**Records contained in a dataset**
○ ○ ○ ○ ○
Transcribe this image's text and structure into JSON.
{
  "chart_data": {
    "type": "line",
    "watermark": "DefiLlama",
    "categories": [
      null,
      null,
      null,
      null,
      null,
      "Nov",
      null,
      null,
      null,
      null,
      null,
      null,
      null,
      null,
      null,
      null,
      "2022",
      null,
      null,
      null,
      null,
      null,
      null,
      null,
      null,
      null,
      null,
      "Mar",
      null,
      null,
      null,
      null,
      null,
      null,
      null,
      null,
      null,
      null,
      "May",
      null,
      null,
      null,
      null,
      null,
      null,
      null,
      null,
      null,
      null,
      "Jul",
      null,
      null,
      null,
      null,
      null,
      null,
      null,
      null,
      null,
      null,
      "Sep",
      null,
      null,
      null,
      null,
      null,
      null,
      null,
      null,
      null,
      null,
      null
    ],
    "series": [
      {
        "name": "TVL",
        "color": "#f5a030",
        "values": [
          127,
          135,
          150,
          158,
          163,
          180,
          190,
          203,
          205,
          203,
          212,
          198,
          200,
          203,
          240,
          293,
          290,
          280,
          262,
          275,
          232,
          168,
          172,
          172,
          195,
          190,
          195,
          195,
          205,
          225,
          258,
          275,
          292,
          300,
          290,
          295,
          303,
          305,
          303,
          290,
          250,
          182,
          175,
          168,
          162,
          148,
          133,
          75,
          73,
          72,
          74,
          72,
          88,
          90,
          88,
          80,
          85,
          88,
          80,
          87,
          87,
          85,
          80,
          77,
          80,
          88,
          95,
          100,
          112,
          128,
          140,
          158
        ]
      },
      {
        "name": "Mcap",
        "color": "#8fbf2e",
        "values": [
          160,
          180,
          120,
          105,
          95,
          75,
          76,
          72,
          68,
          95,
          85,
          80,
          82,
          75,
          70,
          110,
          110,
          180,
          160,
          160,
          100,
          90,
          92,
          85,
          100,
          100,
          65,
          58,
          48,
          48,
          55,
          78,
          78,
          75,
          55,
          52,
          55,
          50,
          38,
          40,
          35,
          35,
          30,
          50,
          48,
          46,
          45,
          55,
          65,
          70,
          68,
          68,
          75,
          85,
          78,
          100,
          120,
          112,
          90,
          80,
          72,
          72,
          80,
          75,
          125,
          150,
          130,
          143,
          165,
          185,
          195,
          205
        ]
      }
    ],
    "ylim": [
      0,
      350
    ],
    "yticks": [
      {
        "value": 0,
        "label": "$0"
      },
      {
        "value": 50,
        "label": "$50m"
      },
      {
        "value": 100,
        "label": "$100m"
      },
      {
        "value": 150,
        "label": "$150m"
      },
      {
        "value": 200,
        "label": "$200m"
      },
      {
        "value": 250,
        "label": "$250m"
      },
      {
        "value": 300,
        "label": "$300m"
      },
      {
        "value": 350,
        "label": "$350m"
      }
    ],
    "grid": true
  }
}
○ ○ ○ ○ ○
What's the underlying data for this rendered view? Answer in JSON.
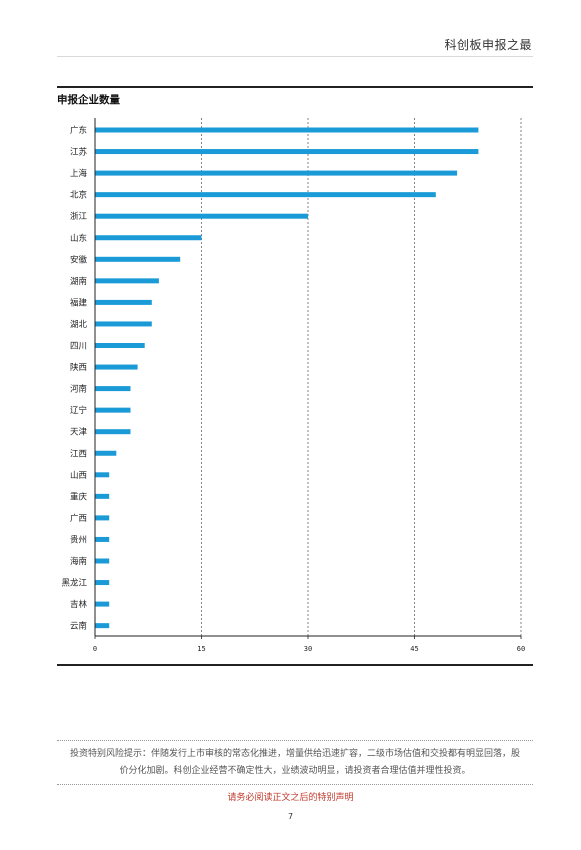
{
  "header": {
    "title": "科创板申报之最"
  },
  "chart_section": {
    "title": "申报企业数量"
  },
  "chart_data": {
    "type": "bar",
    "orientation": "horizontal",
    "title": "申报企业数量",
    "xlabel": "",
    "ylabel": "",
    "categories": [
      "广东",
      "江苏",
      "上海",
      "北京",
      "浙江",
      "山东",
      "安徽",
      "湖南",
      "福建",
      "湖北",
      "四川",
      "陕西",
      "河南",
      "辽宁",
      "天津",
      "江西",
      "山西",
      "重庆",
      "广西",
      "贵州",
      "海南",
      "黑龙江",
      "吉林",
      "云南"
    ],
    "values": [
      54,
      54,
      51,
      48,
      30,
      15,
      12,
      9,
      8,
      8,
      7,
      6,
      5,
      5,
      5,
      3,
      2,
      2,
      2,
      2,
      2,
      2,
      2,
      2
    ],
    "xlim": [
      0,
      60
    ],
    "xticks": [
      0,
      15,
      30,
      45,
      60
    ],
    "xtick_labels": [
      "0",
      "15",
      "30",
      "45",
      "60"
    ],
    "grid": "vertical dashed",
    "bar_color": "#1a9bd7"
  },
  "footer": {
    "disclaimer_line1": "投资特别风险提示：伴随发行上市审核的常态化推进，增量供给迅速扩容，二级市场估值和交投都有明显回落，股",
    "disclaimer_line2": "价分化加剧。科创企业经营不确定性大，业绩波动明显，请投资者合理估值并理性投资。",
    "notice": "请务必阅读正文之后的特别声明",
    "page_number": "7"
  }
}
○ ○ ○ ○ ○
**TO DO**
From the entries above, copy every line where the word "JSON" shows up.

**TASK OUTPUT**
Transcribe this image's text and structure into JSON.
What's the underlying data for this rendered view? Answer in JSON.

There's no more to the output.